SHORT PROBLEM: Read the lines below. Copy out any that hold the string "Version".

** START **

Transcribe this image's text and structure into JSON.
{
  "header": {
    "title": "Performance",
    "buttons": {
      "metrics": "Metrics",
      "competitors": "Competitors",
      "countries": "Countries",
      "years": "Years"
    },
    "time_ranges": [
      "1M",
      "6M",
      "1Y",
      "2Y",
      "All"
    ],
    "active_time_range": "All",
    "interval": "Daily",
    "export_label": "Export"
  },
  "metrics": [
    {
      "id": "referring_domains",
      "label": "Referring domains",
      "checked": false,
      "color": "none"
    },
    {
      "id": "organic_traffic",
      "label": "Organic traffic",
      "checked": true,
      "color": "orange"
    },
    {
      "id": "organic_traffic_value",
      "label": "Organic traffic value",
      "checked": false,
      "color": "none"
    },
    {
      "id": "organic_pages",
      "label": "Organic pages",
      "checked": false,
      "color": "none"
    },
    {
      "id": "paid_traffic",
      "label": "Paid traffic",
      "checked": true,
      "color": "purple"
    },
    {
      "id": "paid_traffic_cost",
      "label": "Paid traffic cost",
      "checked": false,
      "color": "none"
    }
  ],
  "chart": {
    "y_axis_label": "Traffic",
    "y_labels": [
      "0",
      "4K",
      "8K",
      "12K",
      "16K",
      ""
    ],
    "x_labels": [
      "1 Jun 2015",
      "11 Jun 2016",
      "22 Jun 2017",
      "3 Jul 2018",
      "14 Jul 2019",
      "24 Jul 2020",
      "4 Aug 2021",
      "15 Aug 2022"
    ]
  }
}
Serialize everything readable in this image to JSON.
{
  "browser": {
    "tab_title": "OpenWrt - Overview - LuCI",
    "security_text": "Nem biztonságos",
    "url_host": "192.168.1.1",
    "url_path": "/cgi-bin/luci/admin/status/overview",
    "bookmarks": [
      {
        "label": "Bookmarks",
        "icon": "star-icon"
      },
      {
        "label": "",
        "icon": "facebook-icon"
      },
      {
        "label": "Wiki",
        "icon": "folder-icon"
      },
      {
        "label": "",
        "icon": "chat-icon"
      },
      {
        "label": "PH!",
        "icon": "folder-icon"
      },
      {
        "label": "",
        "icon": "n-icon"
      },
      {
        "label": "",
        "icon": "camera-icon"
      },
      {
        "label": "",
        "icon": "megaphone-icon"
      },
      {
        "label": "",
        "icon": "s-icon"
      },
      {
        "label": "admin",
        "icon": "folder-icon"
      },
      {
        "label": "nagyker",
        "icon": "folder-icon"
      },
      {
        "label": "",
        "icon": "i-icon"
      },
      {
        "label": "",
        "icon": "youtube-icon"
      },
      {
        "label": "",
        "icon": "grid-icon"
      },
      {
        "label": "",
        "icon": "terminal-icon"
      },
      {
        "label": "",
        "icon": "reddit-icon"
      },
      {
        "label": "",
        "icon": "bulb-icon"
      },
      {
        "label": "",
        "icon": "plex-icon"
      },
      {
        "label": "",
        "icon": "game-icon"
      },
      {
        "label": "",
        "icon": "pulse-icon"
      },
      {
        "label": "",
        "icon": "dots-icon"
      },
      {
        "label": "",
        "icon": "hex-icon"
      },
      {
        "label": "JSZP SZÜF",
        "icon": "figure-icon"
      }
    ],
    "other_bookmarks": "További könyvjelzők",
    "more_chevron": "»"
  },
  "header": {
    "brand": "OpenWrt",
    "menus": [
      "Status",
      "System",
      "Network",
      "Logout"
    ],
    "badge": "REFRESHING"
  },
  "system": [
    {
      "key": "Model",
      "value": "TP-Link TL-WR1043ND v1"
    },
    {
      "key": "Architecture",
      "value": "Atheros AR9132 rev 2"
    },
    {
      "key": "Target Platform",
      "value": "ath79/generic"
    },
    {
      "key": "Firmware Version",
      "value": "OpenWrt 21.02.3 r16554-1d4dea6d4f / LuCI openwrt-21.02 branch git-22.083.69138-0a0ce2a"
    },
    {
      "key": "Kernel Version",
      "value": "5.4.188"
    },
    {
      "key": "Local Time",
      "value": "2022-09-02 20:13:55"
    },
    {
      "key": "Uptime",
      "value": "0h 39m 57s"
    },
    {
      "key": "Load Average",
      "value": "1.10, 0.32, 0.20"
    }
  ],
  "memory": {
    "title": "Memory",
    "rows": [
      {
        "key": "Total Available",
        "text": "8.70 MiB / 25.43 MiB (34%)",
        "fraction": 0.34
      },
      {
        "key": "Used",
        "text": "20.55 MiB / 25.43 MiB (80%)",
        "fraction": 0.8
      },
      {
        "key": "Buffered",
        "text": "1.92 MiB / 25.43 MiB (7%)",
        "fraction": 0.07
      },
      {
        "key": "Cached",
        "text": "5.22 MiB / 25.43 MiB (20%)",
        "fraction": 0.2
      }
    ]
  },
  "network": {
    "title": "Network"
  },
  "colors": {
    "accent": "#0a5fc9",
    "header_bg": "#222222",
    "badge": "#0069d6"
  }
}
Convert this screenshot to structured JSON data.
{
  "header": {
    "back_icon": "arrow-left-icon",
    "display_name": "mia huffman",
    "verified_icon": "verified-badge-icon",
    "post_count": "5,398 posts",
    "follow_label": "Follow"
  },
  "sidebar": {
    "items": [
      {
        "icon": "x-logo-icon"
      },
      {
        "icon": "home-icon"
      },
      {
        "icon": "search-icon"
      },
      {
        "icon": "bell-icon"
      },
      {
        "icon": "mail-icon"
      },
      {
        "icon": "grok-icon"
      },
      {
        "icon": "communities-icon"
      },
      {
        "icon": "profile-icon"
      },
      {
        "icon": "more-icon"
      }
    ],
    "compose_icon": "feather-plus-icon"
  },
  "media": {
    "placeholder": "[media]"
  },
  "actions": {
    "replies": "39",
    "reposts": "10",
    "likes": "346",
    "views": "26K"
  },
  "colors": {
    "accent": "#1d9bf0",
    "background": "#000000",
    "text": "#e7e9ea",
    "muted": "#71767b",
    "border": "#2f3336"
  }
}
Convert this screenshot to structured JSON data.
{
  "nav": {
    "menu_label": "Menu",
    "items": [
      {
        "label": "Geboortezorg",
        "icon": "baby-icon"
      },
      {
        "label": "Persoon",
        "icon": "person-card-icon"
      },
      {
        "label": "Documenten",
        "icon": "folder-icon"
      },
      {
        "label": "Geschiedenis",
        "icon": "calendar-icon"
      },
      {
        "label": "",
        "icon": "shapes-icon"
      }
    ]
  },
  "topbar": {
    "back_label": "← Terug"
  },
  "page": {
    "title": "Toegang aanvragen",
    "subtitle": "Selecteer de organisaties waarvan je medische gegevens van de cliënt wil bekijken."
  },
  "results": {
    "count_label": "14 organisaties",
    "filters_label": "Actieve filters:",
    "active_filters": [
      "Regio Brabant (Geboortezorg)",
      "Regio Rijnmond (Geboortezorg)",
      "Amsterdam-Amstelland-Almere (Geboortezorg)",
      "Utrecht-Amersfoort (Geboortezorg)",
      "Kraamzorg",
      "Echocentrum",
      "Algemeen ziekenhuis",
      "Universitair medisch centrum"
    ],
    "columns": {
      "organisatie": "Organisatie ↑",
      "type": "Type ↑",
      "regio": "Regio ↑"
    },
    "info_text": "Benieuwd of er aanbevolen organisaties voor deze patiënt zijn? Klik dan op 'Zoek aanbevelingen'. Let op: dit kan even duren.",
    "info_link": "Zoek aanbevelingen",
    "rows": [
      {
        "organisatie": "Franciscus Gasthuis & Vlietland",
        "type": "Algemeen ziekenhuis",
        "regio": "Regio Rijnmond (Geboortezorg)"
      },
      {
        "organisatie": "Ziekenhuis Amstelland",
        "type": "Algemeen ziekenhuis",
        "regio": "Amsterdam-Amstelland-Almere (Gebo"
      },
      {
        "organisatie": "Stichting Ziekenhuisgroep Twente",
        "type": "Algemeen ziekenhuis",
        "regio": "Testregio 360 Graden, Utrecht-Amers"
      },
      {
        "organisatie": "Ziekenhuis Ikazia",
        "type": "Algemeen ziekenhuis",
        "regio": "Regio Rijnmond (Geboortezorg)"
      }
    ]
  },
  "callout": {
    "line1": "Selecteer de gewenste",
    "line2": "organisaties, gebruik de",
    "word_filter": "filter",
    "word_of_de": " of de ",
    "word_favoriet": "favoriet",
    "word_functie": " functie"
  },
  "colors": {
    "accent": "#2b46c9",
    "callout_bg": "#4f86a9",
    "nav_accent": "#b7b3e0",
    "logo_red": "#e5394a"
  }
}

** END **

TASK SOLUTION:
      "key": "Firmware Version",
      "key": "Kernel Version",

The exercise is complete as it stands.